Verilen görev A => Aşağıdaki okuma metninde "Umman ve Suudi" ile başlayıp "bir parçası olmayacak." ile biten bölümü hiçbir değişiklik yapmadan yeniden yazın.

::::

Aynı yıl, Umman ve BAE, Mubadala Yatırım şirketinin desteğiyle 303 kilometre uzunluğunda bir ağ oluşturmak için Etihad  & Oman Rail Joint Venture’i (Etihad ve Umman Demiryolu Ortak Girişimi), kurdular. Bu demiryolu ağı, öncelikle enerji tedarik zincirleri ve lojistik hizmetlerini taşımayı amaçlıyor, fakat yolcuları veya tüketim ürünlerini taşıma hedeflenmiyor.

Ayrıca, Umman Demiryolu Birliği Şirketi, Umman ile BAE arasında demiryoluyla demir cevheri ve türevlerinin taşınması seçeneklerini araştırmak için Brezilyalı madencilik şirketi Vale ile bir mutabakat zaptı imzaladı. Bu anlaşma, Umman'ın Sohar Limanı'ndaki Vale endüstriyel kompleksi ve serbest bölgesini Abu Dabi'de planlanan bir merkeze bağlamayı amaçlıyor. Ayrıca, Suudi Arabistan Yatırım Fonu ve devlete ait madencilik şirketi Ma'aden, Vale'de yüzde on hisse satın aldı.

Umman ve Suudi Arabistan, Duqm'ı Riyad'a İbri vilayeti üzerinden bağlayan bir demiryolu hattı inşa etmeyi planlıyor. Bu proje, ez-Zahira bölgesinde planlanan ekonomik bölgeye hizmet vermeyi amaçlıyor. KİK demiryolu ağı planının yeniden canlandırılmasına rağmen, Umman, Hindistan-Ortadoğu-Avrupa Koridoru mutabakatı imzalayan taraflardan biri değildir. Bu nedenle, Hindistan'a çok daha yakın olan Umman'ın yeni Arap Denizi'ndeki Duqm limanının geliştirilmesi, koridor projesinin bir parçası olmayacak.

“Madencilik, Suudi Arabistan’ın 2030 Vizyonu’nun temel bir unsurudur, ‘çeşitlendirme stratejisinin üçüncü ayağı’ olarak da bilinir.”

Madencilik, Suudi Arabistan’ın 2030 Vizyonu’nun temel bir unsurudur, ‘çeşitlendirme stratejisinin üçüncü ayağı’ olarak da bilinir. Pek çok kişi futbolcularla yapılan sözleşmelerdeki mali harcamalar ve spor yatırımlarından bahsederken, gerçek hükümet harcama taahhüdü madencilikte ve büyük projelerde yatıyor. Yaklaşık 850 milyar dolarlık yatırım bekleniyor. Madencilik, 2030 yılına kadar petrol ve gazın ardından en büyük endüstri olması bekleniyor. 250 bin kişiye kadar iş imkanı sağlayabilecek ve Suudi Arabistan GSYİH'sine yaklaşık 75 milyar dolar katkıda bulunabilecek. Yerel madencilik, rafineri ve imalat yoluyla, Çin'den özellikle de pil üretiminde bazı pazar payını ele geçirme potansiyeli var. Ancak bu, onunla doğrudan rekabet etme düzeyine ulaşmayacağı anlamına gelmez.

::::

Verilen görev B => Aşağıdaki kayıtların tüm satırlarını aynen tekrar edin.

Öğe kutusu açıklamaları
::::

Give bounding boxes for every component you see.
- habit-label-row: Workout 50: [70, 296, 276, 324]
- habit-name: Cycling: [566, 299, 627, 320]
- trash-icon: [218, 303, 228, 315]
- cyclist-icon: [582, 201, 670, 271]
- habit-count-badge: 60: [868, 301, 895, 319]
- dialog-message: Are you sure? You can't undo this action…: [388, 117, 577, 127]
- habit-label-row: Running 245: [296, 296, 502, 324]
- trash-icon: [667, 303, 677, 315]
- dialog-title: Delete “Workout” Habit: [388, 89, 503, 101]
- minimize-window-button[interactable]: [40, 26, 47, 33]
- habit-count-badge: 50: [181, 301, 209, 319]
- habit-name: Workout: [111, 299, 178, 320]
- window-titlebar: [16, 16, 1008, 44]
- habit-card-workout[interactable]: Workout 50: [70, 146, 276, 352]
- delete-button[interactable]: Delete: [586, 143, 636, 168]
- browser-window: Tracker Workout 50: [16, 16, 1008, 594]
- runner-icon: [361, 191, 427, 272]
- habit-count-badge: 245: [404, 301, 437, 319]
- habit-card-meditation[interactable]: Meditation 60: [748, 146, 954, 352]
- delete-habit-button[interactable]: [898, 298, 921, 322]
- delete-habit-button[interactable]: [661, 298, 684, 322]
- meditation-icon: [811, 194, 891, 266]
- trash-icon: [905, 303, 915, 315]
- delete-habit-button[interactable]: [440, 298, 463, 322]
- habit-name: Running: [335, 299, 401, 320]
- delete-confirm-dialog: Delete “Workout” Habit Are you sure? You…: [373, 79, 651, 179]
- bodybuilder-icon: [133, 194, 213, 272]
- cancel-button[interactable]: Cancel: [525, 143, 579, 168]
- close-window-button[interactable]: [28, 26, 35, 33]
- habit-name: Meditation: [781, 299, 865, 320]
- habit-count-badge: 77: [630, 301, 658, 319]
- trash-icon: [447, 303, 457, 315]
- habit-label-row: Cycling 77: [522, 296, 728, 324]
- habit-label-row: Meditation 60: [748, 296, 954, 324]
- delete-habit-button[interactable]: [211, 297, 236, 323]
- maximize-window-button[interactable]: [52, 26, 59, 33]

::::

Alıştırma yanıtı A =>
Umman ve Suudi Arabistan, Duqm'ı Riyad'a İbri vilayeti üzerinden bağlayan bir demiryolu hattı inşa etmeyi planlıyor. Bu proje, ez-Zahira bölgesinde planlanan ekonomik bölgeye hizmet vermeyi amaçlıyor. KİK demiryolu ağı planının yeniden canlandırılmasına rağmen, Umman, Hindistan-Ortadoğu-Avrupa Koridoru mutabakatı imzalayan taraflardan biri değildir. Bu nedenle, Hindistan'a çok daha yakın olan Umman'ın yeni Arap Denizi'ndeki Duqm limanının geliştirilmesi, koridor projesinin bir parçası olmayacak.

Alıştırma yanıtı B =>
Give bounding boxes for every component you see.
- habit-label-row: Workout 50: [70, 296, 276, 324]
- habit-name: Cycling: [566, 299, 627, 320]
- trash-icon: [218, 303, 228, 315]
- cyclist-icon: [582, 201, 670, 271]
- habit-count-badge: 60: [868, 301, 895, 319]
- dialog-message: Are you sure? You can't undo this action…: [388, 117, 577, 127]
- habit-label-row: Running 245: [296, 296, 502, 324]
- trash-icon: [667, 303, 677, 315]
- dialog-title: Delete “Workout” Habit: [388, 89, 503, 101]
- minimize-window-button[interactable]: [40, 26, 47, 33]
- habit-count-badge: 50: [181, 301, 209, 319]
- habit-name: Workout: [111, 299, 178, 320]
- window-titlebar: [16, 16, 1008, 44]
- habit-card-workout[interactable]: Workout 50: [70, 146, 276, 352]
- delete-button[interactable]: Delete: [586, 143, 636, 168]
- browser-window: Tracker Workout 50: [16, 16, 1008, 594]
- runner-icon: [361, 191, 427, 272]
- habit-count-badge: 245: [404, 301, 437, 319]
- habit-card-meditation[interactable]: Meditation 60: [748, 146, 954, 352]
- delete-habit-button[interactable]: [898, 298, 921, 322]
- delete-habit-button[interactable]: [661, 298, 684, 322]
- meditation-icon: [811, 194, 891, 266]
- trash-icon: [905, 303, 915, 315]
- delete-habit-button[interactable]: [440, 298, 463, 322]
- habit-name: Running: [335, 299, 401, 320]
- delete-confirm-dialog: Delete “Workout” Habit Are you sure? You…: [373, 79, 651, 179]
- bodybuilder-icon: [133, 194, 213, 272]
- cancel-button[interactable]: Cancel: [525, 143, 579, 168]
- close-window-button[interactable]: [28, 26, 35, 33]
- habit-name: Meditation: [781, 299, 865, 320]
- habit-count-badge: 77: [630, 301, 658, 319]
- trash-icon: [447, 303, 457, 315]
- habit-label-row: Cycling 77: [522, 296, 728, 324]
- habit-label-row: Meditation 60: [748, 296, 954, 324]
- delete-habit-button[interactable]: [211, 297, 236, 323]
- maximize-window-button[interactable]: [52, 26, 59, 33]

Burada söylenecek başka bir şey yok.